_EXTRAIT PRÉSENTÉ_
Trois ans après le fiasco de Google Stadia, la promesse de jouer sans console revient en grâce. Entre la réduction des coûts d’exploitation, l’implantation de nouveaux serveurs et le ralliement des acteurs du streaming, la révolution tant attendue semble enfin accessible.L'histoire de la tech ne retient pas qui a eu l'idée en premier, mais qui l'a exécutée au bon moment. L'échec de Stadia, l'offre de cloud gaming de Google disparue depuis près de trois ans, avait refroidi bon nombre de joueurs sur l'avenir de cette alternative aux consoles. Sauf qu'en 2026, la technologie revient en force. Lors du CES de Las Vegas en janvier 2026, Nvidia, le géant des processeurs devenu pourvoyeur universel de l'intelligence artificielle, a dévoilé ses nouvelles formules de jeu en ligne reposant sur les dernières cartes graphiques, censées être les plus performantes du secteur.

_PROBLÈME À RÉSOUDRE_
Recopiez, dans le texte sur le cloud gaming, tout ce qui va de « Trois ans après » jusqu'à « performantes du secteur. ».

_ENREGISTREMENTS PRÉSENTÉS_
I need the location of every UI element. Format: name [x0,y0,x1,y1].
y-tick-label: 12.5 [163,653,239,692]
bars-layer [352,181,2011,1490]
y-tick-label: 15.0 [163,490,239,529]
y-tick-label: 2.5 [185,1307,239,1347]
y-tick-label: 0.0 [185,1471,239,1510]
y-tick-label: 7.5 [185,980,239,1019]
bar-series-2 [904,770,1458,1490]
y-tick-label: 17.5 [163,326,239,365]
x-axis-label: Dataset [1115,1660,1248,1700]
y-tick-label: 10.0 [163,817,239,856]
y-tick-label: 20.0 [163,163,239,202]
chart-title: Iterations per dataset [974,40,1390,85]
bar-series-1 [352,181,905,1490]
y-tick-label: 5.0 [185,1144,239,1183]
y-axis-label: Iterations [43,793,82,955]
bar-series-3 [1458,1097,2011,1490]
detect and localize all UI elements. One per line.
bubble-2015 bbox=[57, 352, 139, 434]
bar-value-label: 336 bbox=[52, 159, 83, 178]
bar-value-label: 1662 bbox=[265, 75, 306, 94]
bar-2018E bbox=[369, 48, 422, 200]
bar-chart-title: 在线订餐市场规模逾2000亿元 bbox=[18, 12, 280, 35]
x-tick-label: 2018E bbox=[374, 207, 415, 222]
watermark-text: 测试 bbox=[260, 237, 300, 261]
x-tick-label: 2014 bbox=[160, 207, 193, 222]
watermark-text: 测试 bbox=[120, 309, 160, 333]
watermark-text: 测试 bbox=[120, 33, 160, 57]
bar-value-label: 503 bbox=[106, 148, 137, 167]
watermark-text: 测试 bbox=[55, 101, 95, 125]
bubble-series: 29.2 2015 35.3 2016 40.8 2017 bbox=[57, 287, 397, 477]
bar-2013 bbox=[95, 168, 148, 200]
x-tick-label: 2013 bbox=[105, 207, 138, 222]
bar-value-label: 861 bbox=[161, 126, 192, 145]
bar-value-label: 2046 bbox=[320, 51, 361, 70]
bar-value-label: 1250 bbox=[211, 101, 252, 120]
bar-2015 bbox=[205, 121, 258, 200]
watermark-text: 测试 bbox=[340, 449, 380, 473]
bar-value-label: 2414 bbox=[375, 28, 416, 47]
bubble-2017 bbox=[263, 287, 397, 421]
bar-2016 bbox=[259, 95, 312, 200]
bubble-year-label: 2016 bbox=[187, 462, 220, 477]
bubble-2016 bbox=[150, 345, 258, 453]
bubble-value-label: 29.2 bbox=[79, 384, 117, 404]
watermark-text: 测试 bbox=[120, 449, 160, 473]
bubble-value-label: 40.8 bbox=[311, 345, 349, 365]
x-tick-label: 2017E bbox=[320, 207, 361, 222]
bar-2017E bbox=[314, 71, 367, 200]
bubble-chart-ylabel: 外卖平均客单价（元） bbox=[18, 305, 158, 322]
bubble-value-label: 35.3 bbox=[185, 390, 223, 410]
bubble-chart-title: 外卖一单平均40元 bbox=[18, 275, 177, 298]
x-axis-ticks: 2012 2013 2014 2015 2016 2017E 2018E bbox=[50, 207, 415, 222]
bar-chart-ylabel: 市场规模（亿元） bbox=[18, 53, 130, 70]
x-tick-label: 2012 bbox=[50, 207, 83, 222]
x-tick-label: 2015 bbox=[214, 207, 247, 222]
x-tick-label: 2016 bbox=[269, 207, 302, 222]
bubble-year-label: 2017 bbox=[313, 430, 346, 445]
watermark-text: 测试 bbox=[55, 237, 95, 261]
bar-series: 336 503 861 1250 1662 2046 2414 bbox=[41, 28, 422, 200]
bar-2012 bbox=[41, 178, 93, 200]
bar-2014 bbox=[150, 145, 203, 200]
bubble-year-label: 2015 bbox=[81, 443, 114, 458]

_RÉPONSE CI-DESSOUS_
Trois ans après le fiasco de Google Stadia, la promesse de jouer sans console revient en grâce. Entre la réduction des coûts d’exploitation, l’implantation de nouveaux serveurs et le ralliement des acteurs du streaming, la révolution tant attendue semble enfin accessible.L'histoire de la tech ne retient pas qui a eu l'idée en premier, mais qui l'a exécutée au bon moment. L'échec de Stadia, l'offre de cloud gaming de Google disparue depuis près de trois ans, avait refroidi bon nombre de joueurs sur l'avenir de cette alternative aux consoles. Sauf qu'en 2026, la technologie revient en force. Lors du CES de Las Vegas en janvier 2026, Nvidia, le géant des processeurs devenu pourvoyeur universel de l'intelligence artificielle, a dévoilé ses nouvelles formules de jeu en ligne reposant sur les dernières cartes graphiques, censées être les plus performantes du secteur.